## THE EXERCISE
All of the lines below are to be printed again exactly; images are excluded from the output.

## DATASET RECORDS

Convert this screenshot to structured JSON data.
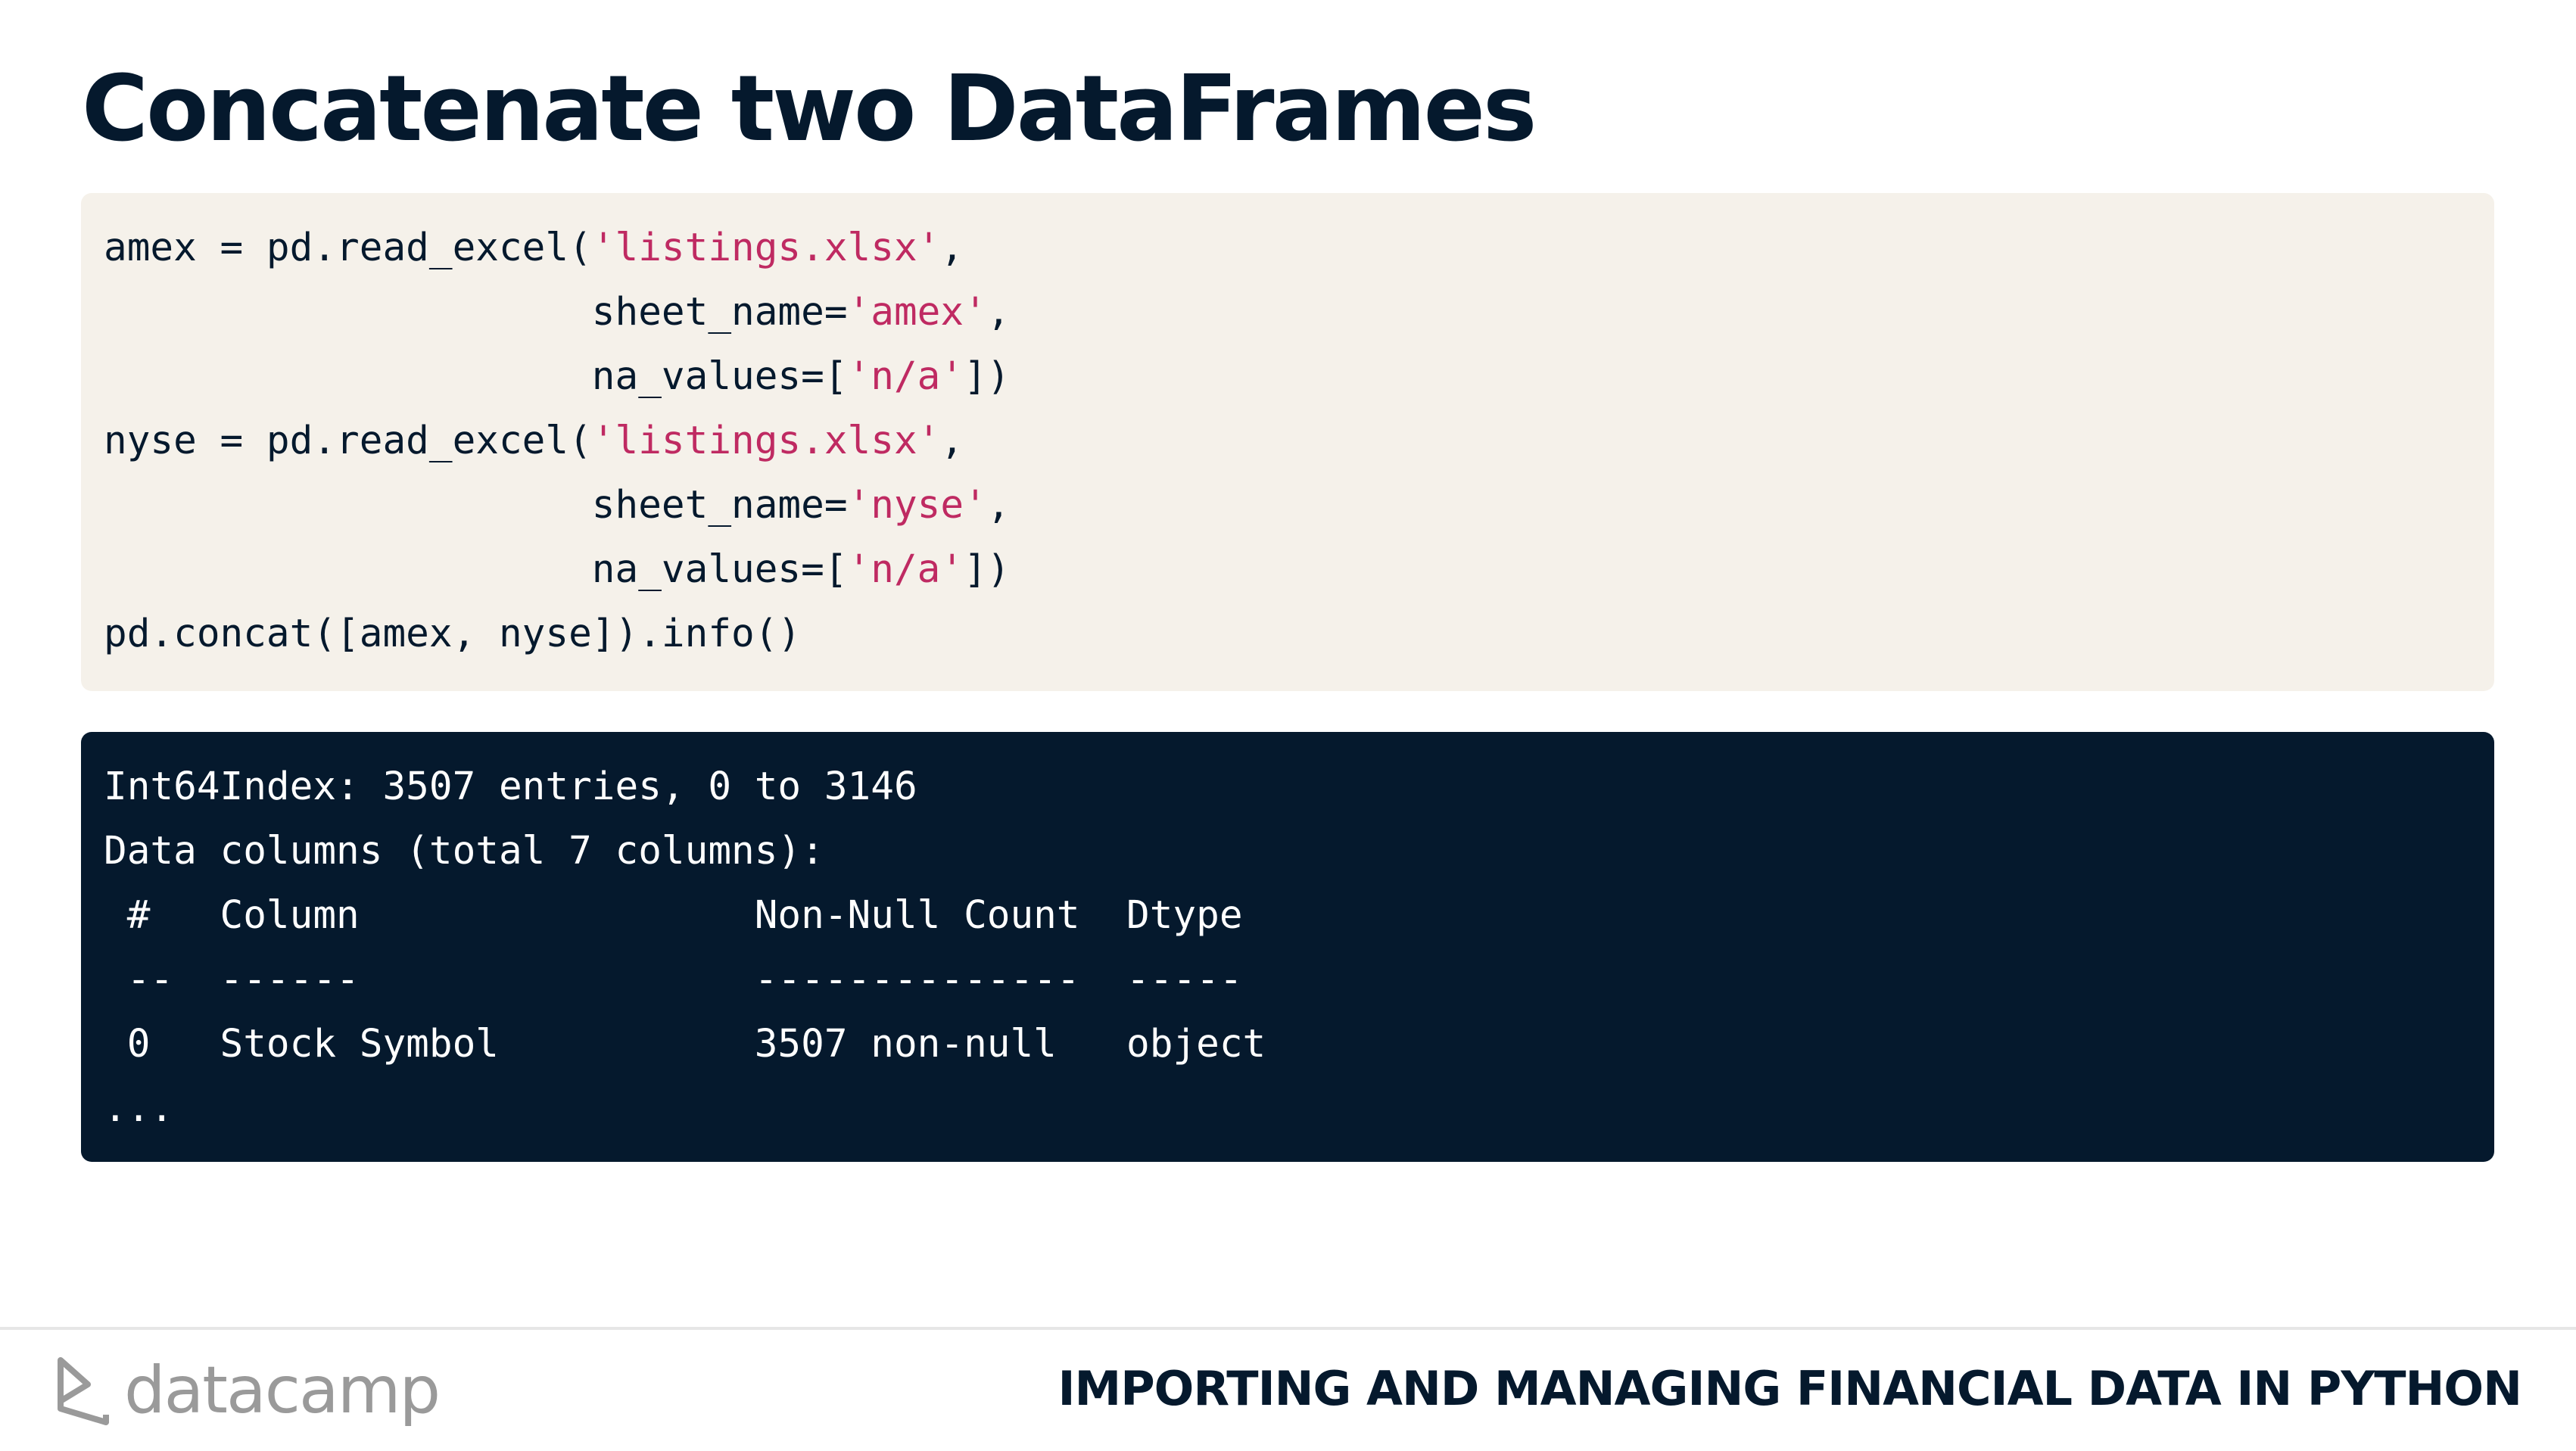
{
  "slide": {
    "title": "Concatenate two DataFrames"
  },
  "code": {
    "lines": [
      [
        {
          "t": "amex = pd.read_excel(",
          "k": "plain"
        },
        {
          "t": "'listings.xlsx'",
          "k": "str"
        },
        {
          "t": ",",
          "k": "plain"
        }
      ],
      [
        {
          "t": "                     sheet_name=",
          "k": "plain"
        },
        {
          "t": "'amex'",
          "k": "str"
        },
        {
          "t": ",",
          "k": "plain"
        }
      ],
      [
        {
          "t": "                     na_values=[",
          "k": "plain"
        },
        {
          "t": "'n/a'",
          "k": "str"
        },
        {
          "t": "])",
          "k": "plain"
        }
      ],
      [
        {
          "t": "nyse = pd.read_excel(",
          "k": "plain"
        },
        {
          "t": "'listings.xlsx'",
          "k": "str"
        },
        {
          "t": ",",
          "k": "plain"
        }
      ],
      [
        {
          "t": "                     sheet_name=",
          "k": "plain"
        },
        {
          "t": "'nyse'",
          "k": "str"
        },
        {
          "t": ",",
          "k": "plain"
        }
      ],
      [
        {
          "t": "                     na_values=[",
          "k": "plain"
        },
        {
          "t": "'n/a'",
          "k": "str"
        },
        {
          "t": "])",
          "k": "plain"
        }
      ],
      [
        {
          "t": "pd.concat([amex, nyse]).info()",
          "k": "plain"
        }
      ]
    ]
  },
  "output": {
    "lines": [
      "Int64Index: 3507 entries, 0 to 3146",
      "Data columns (total 7 columns):",
      " #   Column                 Non-Null Count  Dtype ",
      " --  ------                 --------------  ----- ",
      " 0   Stock Symbol           3507 non-null   object",
      "..."
    ]
  },
  "footer": {
    "logo_text": "datacamp",
    "logo_icon": "datacamp-logo-icon",
    "course_title": "IMPORTING AND MANAGING FINANCIAL DATA IN PYTHON"
  },
  "colors": {
    "title": "#05192d",
    "code_background": "#f5f1ea",
    "output_background": "#05192d",
    "string_literal": "#bf2a62",
    "logo": "#9a9a9a"
  }
}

## ANSWER FOR THIS EXERCISE
Convert this screenshot to structured JSON data.
{
  "slide": {
    "title": "Concatenate two DataFrames"
  },
  "code": {
    "lines": [
      [
        {
          "t": "amex = pd.read_excel(",
          "k": "plain"
        },
        {
          "t": "'listings.xlsx'",
          "k": "str"
        },
        {
          "t": ",",
          "k": "plain"
        }
      ],
      [
        {
          "t": "                     sheet_name=",
          "k": "plain"
        },
        {
          "t": "'amex'",
          "k": "str"
        },
        {
          "t": ",",
          "k": "plain"
        }
      ],
      [
        {
          "t": "                     na_values=[",
          "k": "plain"
        },
        {
          "t": "'n/a'",
          "k": "str"
        },
        {
          "t": "])",
          "k": "plain"
        }
      ],
      [
        {
          "t": "nyse = pd.read_excel(",
          "k": "plain"
        },
        {
          "t": "'listings.xlsx'",
          "k": "str"
        },
        {
          "t": ",",
          "k": "plain"
        }
      ],
      [
        {
          "t": "                     sheet_name=",
          "k": "plain"
        },
        {
          "t": "'nyse'",
          "k": "str"
        },
        {
          "t": ",",
          "k": "plain"
        }
      ],
      [
        {
          "t": "                     na_values=[",
          "k": "plain"
        },
        {
          "t": "'n/a'",
          "k": "str"
        },
        {
          "t": "])",
          "k": "plain"
        }
      ],
      [
        {
          "t": "pd.concat([amex, nyse]).info()",
          "k": "plain"
        }
      ]
    ]
  },
  "output": {
    "lines": [
      "Int64Index: 3507 entries, 0 to 3146",
      "Data columns (total 7 columns):",
      " #   Column                 Non-Null Count  Dtype ",
      " --  ------                 --------------  ----- ",
      " 0   Stock Symbol           3507 non-null   object",
      "..."
    ]
  },
  "footer": {
    "logo_text": "datacamp",
    "logo_icon": "datacamp-logo-icon",
    "course_title": "IMPORTING AND MANAGING FINANCIAL DATA IN PYTHON"
  },
  "colors": {
    "title": "#05192d",
    "code_background": "#f5f1ea",
    "output_background": "#05192d",
    "string_literal": "#bf2a62",
    "logo": "#9a9a9a"
  }
}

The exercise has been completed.